*** Opening of Records shown ***

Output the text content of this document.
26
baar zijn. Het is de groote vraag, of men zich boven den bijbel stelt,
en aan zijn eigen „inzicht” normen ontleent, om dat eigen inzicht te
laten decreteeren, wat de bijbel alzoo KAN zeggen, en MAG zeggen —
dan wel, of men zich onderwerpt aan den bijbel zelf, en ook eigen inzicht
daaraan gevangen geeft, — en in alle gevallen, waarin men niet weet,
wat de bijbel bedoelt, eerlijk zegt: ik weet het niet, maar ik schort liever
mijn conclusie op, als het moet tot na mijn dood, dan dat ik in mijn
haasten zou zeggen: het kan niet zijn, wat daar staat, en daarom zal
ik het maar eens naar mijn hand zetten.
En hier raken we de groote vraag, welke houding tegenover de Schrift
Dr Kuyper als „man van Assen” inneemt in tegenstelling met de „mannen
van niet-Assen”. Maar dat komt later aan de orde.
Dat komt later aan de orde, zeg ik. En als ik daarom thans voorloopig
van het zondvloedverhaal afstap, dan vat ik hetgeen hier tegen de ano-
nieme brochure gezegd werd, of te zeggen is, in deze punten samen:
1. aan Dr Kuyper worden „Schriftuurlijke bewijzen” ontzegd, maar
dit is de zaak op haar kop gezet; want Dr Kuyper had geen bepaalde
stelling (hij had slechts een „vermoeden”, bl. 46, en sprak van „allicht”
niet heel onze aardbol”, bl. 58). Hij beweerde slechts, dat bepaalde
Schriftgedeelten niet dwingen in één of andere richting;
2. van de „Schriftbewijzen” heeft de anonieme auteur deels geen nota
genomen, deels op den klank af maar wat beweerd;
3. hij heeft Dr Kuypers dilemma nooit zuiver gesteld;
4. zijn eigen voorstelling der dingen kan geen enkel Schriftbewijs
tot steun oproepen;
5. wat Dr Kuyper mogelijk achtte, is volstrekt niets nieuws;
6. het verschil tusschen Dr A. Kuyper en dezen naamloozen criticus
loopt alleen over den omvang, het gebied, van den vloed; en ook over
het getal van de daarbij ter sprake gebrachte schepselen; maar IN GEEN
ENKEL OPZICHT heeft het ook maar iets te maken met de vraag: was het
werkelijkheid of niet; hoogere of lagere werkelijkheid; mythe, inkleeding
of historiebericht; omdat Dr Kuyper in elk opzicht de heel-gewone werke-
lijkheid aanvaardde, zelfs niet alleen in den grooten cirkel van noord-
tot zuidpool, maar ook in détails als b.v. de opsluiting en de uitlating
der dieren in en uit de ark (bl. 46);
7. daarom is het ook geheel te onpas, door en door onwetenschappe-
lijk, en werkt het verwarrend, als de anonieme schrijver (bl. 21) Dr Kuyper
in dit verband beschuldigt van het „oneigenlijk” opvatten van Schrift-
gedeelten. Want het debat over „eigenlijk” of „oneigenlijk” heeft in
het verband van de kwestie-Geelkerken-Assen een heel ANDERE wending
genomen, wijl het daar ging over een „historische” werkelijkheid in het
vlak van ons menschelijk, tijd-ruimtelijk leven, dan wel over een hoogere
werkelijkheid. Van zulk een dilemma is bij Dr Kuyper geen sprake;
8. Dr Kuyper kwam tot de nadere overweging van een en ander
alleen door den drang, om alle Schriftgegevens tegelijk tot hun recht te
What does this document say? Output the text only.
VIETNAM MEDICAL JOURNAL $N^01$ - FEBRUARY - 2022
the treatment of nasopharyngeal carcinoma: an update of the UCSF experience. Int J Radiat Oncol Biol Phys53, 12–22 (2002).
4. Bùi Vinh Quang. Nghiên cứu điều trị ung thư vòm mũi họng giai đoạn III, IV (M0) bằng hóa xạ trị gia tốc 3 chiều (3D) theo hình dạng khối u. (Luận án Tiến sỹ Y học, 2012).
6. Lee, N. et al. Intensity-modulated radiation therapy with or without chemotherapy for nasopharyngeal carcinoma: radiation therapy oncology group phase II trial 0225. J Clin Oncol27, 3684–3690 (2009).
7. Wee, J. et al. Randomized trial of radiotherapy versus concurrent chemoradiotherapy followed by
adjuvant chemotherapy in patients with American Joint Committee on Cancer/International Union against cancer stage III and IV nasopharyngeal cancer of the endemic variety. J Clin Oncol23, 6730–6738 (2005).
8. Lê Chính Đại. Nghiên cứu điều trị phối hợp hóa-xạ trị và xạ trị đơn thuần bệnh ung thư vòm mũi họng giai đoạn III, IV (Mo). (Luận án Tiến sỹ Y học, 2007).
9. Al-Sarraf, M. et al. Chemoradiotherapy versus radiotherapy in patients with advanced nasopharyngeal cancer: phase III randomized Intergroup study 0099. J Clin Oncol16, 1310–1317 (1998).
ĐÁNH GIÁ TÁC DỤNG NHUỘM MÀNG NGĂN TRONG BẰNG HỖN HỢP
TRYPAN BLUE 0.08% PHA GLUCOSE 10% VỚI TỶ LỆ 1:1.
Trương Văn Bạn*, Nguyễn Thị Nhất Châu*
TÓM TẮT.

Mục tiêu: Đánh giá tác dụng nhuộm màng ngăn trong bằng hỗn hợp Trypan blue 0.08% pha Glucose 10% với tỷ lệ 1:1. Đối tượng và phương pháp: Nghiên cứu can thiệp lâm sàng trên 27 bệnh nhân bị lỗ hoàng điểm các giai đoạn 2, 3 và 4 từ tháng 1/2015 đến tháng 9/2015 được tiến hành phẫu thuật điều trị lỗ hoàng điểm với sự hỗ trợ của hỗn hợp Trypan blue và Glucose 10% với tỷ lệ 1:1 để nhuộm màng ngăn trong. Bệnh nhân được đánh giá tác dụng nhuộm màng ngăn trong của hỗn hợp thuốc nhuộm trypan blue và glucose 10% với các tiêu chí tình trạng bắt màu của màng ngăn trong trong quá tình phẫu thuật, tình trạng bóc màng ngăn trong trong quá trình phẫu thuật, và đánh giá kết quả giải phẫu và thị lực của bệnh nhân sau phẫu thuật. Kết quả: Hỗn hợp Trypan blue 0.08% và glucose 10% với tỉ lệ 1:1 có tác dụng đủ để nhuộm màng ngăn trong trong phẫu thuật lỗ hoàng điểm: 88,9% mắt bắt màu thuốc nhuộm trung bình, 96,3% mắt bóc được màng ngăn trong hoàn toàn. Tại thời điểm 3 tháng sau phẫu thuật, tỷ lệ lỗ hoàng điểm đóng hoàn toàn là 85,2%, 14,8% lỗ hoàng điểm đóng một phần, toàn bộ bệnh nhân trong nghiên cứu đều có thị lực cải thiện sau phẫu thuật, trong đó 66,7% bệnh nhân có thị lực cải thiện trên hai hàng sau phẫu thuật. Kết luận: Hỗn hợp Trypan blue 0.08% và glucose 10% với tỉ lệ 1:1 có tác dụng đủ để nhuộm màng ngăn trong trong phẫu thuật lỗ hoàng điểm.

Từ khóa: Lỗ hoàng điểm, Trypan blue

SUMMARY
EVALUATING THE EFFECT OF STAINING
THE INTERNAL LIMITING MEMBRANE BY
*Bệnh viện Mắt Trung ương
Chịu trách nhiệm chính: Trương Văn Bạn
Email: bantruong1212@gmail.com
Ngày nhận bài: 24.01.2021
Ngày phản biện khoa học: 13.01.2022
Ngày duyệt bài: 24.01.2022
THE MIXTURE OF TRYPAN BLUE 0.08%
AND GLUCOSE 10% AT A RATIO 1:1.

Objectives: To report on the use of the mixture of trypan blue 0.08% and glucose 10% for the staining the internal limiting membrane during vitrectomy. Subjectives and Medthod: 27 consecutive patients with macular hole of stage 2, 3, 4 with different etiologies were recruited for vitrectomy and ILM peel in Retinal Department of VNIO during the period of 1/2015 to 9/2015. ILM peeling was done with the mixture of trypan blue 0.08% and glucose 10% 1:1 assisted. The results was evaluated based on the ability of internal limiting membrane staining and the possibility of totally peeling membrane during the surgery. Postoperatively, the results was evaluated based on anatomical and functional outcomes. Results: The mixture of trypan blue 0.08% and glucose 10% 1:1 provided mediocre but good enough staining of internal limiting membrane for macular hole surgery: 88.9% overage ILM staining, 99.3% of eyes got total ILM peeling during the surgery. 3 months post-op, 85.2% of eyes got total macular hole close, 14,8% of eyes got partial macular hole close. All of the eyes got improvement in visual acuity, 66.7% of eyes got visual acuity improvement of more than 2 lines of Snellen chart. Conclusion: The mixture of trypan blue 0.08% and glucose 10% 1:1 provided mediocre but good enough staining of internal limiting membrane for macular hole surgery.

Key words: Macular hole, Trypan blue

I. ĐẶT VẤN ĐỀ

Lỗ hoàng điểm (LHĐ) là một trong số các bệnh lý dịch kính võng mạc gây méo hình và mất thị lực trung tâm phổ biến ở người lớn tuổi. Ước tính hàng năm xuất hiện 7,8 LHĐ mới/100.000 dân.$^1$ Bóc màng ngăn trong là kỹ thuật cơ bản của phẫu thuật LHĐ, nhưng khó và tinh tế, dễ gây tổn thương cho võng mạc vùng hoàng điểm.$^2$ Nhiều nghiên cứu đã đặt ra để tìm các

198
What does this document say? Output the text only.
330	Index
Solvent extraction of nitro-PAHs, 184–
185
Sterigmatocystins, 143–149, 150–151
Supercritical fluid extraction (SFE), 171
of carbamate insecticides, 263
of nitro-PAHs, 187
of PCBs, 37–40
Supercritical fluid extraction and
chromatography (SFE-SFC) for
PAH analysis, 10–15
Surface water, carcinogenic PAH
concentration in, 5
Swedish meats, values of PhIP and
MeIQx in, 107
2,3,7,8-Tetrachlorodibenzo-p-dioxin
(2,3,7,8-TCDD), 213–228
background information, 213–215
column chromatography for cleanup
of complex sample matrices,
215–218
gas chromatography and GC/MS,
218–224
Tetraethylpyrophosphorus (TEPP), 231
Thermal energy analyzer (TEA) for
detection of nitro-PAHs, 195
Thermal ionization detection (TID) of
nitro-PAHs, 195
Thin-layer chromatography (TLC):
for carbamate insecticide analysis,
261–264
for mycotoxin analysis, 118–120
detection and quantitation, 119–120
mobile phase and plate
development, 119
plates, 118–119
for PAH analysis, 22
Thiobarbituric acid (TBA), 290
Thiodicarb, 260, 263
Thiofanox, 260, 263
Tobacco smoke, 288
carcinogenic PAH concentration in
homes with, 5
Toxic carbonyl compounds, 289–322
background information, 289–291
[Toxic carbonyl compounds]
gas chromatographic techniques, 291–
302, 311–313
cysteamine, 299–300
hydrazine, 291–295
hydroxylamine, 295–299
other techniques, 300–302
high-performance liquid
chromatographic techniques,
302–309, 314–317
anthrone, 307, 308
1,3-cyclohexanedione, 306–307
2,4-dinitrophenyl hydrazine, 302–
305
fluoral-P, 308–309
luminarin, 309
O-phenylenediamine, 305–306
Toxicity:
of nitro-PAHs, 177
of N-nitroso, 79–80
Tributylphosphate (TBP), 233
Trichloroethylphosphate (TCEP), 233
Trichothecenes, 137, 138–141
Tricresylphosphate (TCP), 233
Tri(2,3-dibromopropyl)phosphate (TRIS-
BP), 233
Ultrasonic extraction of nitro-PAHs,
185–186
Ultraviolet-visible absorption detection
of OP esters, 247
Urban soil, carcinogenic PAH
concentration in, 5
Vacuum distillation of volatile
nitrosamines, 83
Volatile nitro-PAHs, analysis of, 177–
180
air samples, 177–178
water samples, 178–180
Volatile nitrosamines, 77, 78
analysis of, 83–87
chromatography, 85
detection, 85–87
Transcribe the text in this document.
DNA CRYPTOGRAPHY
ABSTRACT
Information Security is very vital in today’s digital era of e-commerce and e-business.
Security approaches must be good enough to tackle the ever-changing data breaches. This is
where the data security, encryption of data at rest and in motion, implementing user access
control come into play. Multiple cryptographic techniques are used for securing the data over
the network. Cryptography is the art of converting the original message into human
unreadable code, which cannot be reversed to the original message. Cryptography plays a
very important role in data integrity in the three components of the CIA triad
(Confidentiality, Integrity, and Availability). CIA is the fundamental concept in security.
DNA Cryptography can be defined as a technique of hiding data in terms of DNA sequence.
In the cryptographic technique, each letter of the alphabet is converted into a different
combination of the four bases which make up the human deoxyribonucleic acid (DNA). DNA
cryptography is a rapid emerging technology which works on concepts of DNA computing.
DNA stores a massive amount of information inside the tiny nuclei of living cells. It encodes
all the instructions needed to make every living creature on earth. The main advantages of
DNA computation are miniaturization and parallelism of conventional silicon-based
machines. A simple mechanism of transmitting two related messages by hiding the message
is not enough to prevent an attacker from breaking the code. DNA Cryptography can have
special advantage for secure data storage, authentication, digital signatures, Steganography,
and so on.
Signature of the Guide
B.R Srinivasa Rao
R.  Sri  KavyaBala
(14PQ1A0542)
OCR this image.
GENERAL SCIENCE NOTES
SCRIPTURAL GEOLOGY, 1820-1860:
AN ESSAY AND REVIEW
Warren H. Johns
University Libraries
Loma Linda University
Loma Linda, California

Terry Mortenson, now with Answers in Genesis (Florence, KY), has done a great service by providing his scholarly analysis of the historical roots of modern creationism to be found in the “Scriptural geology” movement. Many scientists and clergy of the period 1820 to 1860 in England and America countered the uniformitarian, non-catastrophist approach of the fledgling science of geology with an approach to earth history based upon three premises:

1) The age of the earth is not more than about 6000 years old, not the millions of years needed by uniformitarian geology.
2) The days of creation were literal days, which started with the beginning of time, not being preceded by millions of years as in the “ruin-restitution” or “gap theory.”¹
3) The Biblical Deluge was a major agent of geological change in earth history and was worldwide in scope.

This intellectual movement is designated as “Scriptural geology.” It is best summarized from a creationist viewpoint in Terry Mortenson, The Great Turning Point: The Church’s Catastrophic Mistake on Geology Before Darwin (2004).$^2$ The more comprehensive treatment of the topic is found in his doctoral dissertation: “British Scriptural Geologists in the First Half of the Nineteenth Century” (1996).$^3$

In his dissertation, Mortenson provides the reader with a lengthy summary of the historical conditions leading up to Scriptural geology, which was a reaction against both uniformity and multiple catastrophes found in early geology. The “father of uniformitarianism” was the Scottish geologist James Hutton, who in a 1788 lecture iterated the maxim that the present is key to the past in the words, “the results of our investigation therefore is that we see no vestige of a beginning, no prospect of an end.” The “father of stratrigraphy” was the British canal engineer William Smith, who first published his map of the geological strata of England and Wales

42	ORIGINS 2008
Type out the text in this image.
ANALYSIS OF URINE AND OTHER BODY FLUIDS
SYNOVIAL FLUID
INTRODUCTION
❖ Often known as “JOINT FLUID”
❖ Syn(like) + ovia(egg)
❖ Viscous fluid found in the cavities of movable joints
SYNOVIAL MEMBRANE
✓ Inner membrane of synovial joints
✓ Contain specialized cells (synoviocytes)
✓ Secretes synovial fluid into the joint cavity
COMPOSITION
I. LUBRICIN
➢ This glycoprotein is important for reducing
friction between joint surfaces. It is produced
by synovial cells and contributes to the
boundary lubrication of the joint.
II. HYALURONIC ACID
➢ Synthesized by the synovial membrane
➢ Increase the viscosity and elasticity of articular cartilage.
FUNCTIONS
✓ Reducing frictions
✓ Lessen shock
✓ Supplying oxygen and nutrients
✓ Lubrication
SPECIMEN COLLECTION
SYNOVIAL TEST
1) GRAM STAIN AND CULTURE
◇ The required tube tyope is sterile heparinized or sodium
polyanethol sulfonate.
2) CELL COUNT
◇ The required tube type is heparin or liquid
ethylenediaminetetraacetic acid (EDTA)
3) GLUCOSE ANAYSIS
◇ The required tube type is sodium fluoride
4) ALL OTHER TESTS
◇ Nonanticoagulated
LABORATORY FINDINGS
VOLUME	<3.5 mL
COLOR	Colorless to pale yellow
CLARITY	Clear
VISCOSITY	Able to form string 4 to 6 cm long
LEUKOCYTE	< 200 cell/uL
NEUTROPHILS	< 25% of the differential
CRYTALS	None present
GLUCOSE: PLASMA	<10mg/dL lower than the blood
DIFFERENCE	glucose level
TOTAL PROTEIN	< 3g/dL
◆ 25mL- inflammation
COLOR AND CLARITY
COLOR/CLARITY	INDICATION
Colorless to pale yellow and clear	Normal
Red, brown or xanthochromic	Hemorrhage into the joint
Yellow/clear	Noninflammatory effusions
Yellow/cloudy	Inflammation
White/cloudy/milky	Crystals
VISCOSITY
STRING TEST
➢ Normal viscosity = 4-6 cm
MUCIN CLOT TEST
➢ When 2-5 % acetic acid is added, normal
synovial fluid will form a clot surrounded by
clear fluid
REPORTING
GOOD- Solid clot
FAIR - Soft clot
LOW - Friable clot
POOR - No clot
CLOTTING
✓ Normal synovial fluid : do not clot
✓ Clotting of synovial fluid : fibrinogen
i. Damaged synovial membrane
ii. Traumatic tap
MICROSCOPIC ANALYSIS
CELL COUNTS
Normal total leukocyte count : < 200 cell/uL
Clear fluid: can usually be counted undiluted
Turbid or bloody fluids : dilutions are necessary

*** Close of Records shown ***

**Problem to solve**: Every line of the material that holds the word "sprake" must be found and copied.

**Task answer**:
het getal van de daarbij ter sprake gebrachte schepselen; maar IN GEEN
werkelijkheid. Van zulk een dilemma is bij Dr Kuyper geen sprake;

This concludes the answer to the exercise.